Records from a data collection:
--- Begin ---

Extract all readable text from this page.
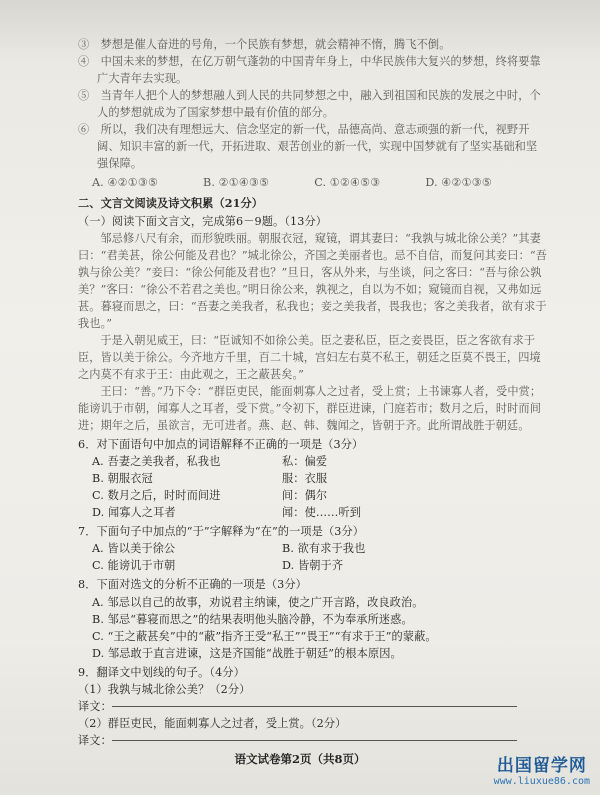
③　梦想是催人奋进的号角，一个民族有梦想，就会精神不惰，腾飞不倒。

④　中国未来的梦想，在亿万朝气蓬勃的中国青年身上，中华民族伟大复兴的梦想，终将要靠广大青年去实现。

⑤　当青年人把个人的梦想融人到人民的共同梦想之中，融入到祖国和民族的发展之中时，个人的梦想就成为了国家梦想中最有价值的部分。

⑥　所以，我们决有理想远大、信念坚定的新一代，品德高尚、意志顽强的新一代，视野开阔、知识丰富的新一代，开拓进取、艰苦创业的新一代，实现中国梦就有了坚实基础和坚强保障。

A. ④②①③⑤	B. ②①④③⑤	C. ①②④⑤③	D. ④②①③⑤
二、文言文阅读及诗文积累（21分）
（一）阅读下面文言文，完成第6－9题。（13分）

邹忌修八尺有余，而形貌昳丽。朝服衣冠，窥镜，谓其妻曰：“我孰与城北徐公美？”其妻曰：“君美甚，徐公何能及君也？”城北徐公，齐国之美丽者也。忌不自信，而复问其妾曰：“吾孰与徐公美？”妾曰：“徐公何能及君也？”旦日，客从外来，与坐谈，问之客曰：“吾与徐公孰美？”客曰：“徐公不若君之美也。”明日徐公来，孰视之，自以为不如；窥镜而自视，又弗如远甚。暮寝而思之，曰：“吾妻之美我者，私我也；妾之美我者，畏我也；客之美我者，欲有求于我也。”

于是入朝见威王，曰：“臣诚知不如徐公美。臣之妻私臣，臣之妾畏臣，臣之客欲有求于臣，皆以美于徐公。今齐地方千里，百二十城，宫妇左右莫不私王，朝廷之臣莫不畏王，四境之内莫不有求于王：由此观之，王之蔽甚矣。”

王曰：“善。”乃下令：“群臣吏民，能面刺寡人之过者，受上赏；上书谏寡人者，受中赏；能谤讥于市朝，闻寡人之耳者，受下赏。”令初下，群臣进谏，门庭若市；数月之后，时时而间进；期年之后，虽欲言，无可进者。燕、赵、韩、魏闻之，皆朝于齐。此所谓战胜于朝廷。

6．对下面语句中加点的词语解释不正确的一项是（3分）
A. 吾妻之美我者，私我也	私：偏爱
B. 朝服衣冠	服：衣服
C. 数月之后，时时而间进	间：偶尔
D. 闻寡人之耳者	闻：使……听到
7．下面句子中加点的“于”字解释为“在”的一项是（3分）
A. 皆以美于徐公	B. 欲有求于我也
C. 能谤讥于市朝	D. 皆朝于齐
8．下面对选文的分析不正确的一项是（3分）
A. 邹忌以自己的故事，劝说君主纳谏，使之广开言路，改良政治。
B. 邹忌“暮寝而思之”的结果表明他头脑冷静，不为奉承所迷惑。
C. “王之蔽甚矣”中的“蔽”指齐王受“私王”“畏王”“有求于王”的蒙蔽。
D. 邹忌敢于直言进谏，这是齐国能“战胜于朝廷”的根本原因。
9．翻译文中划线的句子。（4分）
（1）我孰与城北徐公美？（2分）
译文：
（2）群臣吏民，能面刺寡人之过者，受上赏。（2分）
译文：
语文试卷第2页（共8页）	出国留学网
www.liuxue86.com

--- End ---

**DIRECTIONS FOR THIS TASK:** Omit the pictures and restate the rest of the records verbatim.

**OUTPUT FOR THIS EXERCISE:**
Extract all readable text from this page.
③　梦想是催人奋进的号角，一个民族有梦想，就会精神不惰，腾飞不倒。

④　中国未来的梦想，在亿万朝气蓬勃的中国青年身上，中华民族伟大复兴的梦想，终将要靠广大青年去实现。

⑤　当青年人把个人的梦想融人到人民的共同梦想之中，融入到祖国和民族的发展之中时，个人的梦想就成为了国家梦想中最有价值的部分。

⑥　所以，我们决有理想远大、信念坚定的新一代，品德高尚、意志顽强的新一代，视野开阔、知识丰富的新一代，开拓进取、艰苦创业的新一代，实现中国梦就有了坚实基础和坚强保障。

A. ④②①③⑤	B. ②①④③⑤	C. ①②④⑤③	D. ④②①③⑤
二、文言文阅读及诗文积累（21分）
（一）阅读下面文言文，完成第6－9题。（13分）

邹忌修八尺有余，而形貌昳丽。朝服衣冠，窥镜，谓其妻曰：“我孰与城北徐公美？”其妻曰：“君美甚，徐公何能及君也？”城北徐公，齐国之美丽者也。忌不自信，而复问其妾曰：“吾孰与徐公美？”妾曰：“徐公何能及君也？”旦日，客从外来，与坐谈，问之客曰：“吾与徐公孰美？”客曰：“徐公不若君之美也。”明日徐公来，孰视之，自以为不如；窥镜而自视，又弗如远甚。暮寝而思之，曰：“吾妻之美我者，私我也；妾之美我者，畏我也；客之美我者，欲有求于我也。”

于是入朝见威王，曰：“臣诚知不如徐公美。臣之妻私臣，臣之妾畏臣，臣之客欲有求于臣，皆以美于徐公。今齐地方千里，百二十城，宫妇左右莫不私王，朝廷之臣莫不畏王，四境之内莫不有求于王：由此观之，王之蔽甚矣。”

王曰：“善。”乃下令：“群臣吏民，能面刺寡人之过者，受上赏；上书谏寡人者，受中赏；能谤讥于市朝，闻寡人之耳者，受下赏。”令初下，群臣进谏，门庭若市；数月之后，时时而间进；期年之后，虽欲言，无可进者。燕、赵、韩、魏闻之，皆朝于齐。此所谓战胜于朝廷。

6．对下面语句中加点的词语解释不正确的一项是（3分）
A. 吾妻之美我者，私我也	私：偏爱
B. 朝服衣冠	服：衣服
C. 数月之后，时时而间进	间：偶尔
D. 闻寡人之耳者	闻：使……听到
7．下面句子中加点的“于”字解释为“在”的一项是（3分）
A. 皆以美于徐公	B. 欲有求于我也
C. 能谤讥于市朝	D. 皆朝于齐
8．下面对选文的分析不正确的一项是（3分）
A. 邹忌以自己的故事，劝说君主纳谏，使之广开言路，改良政治。
B. 邹忌“暮寝而思之”的结果表明他头脑冷静，不为奉承所迷惑。
C. “王之蔽甚矣”中的“蔽”指齐王受“私王”“畏王”“有求于王”的蒙蔽。
D. 邹忌敢于直言进谏，这是齐国能“战胜于朝廷”的根本原因。
9．翻译文中划线的句子。（4分）
（1）我孰与城北徐公美？（2分）
译文：
（2）群臣吏民，能面刺寡人之过者，受上赏。（2分）
译文：
语文试卷第2页（共8页）	出国留学网
www.liuxue86.com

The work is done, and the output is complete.